--- begin GIVEN RECORDS ---
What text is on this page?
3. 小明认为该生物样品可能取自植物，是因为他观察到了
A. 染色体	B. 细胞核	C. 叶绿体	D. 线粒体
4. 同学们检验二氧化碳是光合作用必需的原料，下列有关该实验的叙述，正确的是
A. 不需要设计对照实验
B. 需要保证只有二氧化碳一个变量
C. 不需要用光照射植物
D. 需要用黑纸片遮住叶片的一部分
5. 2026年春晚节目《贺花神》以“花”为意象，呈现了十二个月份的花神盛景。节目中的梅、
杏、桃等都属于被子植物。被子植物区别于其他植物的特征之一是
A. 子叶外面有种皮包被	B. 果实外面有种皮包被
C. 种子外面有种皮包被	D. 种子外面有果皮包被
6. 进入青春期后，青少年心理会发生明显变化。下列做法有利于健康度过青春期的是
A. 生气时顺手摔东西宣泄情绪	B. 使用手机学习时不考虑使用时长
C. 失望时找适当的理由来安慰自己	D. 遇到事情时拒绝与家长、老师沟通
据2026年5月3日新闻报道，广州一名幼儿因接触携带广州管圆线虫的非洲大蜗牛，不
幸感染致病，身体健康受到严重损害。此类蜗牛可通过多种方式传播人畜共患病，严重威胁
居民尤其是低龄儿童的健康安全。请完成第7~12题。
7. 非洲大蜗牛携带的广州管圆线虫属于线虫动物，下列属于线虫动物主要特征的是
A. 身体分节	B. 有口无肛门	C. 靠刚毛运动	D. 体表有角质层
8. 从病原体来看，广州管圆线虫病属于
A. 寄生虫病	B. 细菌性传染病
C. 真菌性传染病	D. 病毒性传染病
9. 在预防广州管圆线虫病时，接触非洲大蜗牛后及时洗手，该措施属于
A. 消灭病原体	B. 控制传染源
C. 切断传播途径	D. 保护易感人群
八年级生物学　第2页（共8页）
--- end GIVEN RECORDS ---
WRITTEN PROBLEM: The records above should be repeated in full, exactly as given.

TASK ANSWER:
What text is on this page?
3. 小明认为该生物样品可能取自植物，是因为他观察到了
A. 染色体	B. 细胞核	C. 叶绿体	D. 线粒体
4. 同学们检验二氧化碳是光合作用必需的原料，下列有关该实验的叙述，正确的是
A. 不需要设计对照实验
B. 需要保证只有二氧化碳一个变量
C. 不需要用光照射植物
D. 需要用黑纸片遮住叶片的一部分
5. 2026年春晚节目《贺花神》以“花”为意象，呈现了十二个月份的花神盛景。节目中的梅、
杏、桃等都属于被子植物。被子植物区别于其他植物的特征之一是
A. 子叶外面有种皮包被	B. 果实外面有种皮包被
C. 种子外面有种皮包被	D. 种子外面有果皮包被
6. 进入青春期后，青少年心理会发生明显变化。下列做法有利于健康度过青春期的是
A. 生气时顺手摔东西宣泄情绪	B. 使用手机学习时不考虑使用时长
C. 失望时找适当的理由来安慰自己	D. 遇到事情时拒绝与家长、老师沟通
据2026年5月3日新闻报道，广州一名幼儿因接触携带广州管圆线虫的非洲大蜗牛，不
幸感染致病，身体健康受到严重损害。此类蜗牛可通过多种方式传播人畜共患病，严重威胁
居民尤其是低龄儿童的健康安全。请完成第7~12题。
7. 非洲大蜗牛携带的广州管圆线虫属于线虫动物，下列属于线虫动物主要特征的是
A. 身体分节	B. 有口无肛门	C. 靠刚毛运动	D. 体表有角质层
8. 从病原体来看，广州管圆线虫病属于
A. 寄生虫病	B. 细菌性传染病
C. 真菌性传染病	D. 病毒性传染病
9. 在预防广州管圆线虫病时，接触非洲大蜗牛后及时洗手，该措施属于
A. 消灭病原体	B. 控制传染源
C. 切断传播途径	D. 保护易感人群
八年级生物学　第2页（共8页）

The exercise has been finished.